Data entries
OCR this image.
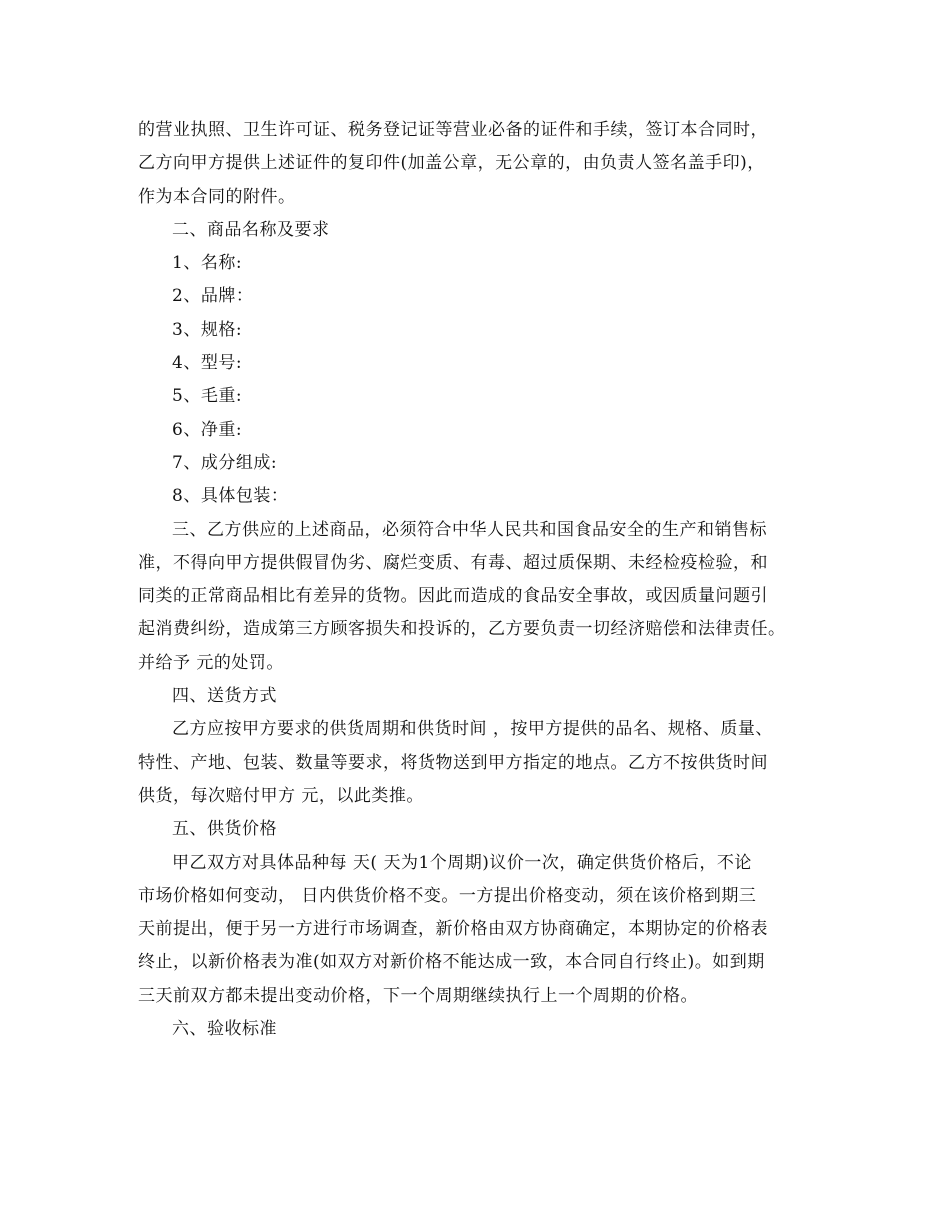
的营业执照、卫生许可证、税务登记证等营业必备的证件和手续，签订本合同时，
乙方向甲方提供上述证件的复印件(加盖公章，无公章的，由负责人签名盖手印)，
作为本合同的附件。
二、商品名称及要求
1、名称:
2、品牌：
3、规格:
4、型号:
5、毛重:
6、净重:
7、成分组成:
8、具体包装：
三、乙方供应的上述商品，必须符合中华人民共和国食品安全的生产和销售标
准，不得向甲方提供假冒伪劣、腐烂变质、有毒、超过质保期、未经检疫检验，和
同类的正常商品相比有差异的货物。因此而造成的食品安全事故，或因质量问题引
起消费纠纷，造成第三方顾客损失和投诉的，乙方要负责一切经济赔偿和法律责任。
并给予 元的处罚。
四、送货方式
乙方应按甲方要求的供货周期和供货时间 ，按甲方提供的品名、规格、质量、
特性、产地、包装、数量等要求，将货物送到甲方指定的地点。乙方不按供货时间
供货，每次赔付甲方 元，以此类推。
五、供货价格
甲乙双方对具体品种每 天( 天为1个周期)议价一次，确定供货价格后，不论
市场价格如何变动， 日内供货价格不变。一方提出价格变动，须在该价格到期三
天前提出，便于另一方进行市场调查，新价格由双方协商确定，本期协定的价格表
终止，以新价格表为准(如双方对新价格不能达成一致，本合同自行终止)。如到期
三天前双方都未提出变动价格，下一个周期继续执行上一个周期的价格。
六、验收标准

The problem: Repeat the material above in full and exactly, apart from the pictures.

Response for this exercise:
OCR this image.
的营业执照、卫生许可证、税务登记证等营业必备的证件和手续，签订本合同时，
乙方向甲方提供上述证件的复印件(加盖公章，无公章的，由负责人签名盖手印)，
作为本合同的附件。
二、商品名称及要求
1、名称:
2、品牌：
3、规格:
4、型号:
5、毛重:
6、净重:
7、成分组成:
8、具体包装：
三、乙方供应的上述商品，必须符合中华人民共和国食品安全的生产和销售标
准，不得向甲方提供假冒伪劣、腐烂变质、有毒、超过质保期、未经检疫检验，和
同类的正常商品相比有差异的货物。因此而造成的食品安全事故，或因质量问题引
起消费纠纷，造成第三方顾客损失和投诉的，乙方要负责一切经济赔偿和法律责任。
并给予 元的处罚。
四、送货方式
乙方应按甲方要求的供货周期和供货时间 ，按甲方提供的品名、规格、质量、
特性、产地、包装、数量等要求，将货物送到甲方指定的地点。乙方不按供货时间
供货，每次赔付甲方 元，以此类推。
五、供货价格
甲乙双方对具体品种每 天( 天为1个周期)议价一次，确定供货价格后，不论
市场价格如何变动， 日内供货价格不变。一方提出价格变动，须在该价格到期三
天前提出，便于另一方进行市场调查，新价格由双方协商确定，本期协定的价格表
终止，以新价格表为准(如双方对新价格不能达成一致，本合同自行终止)。如到期
三天前双方都未提出变动价格，下一个周期继续执行上一个周期的价格。
六、验收标准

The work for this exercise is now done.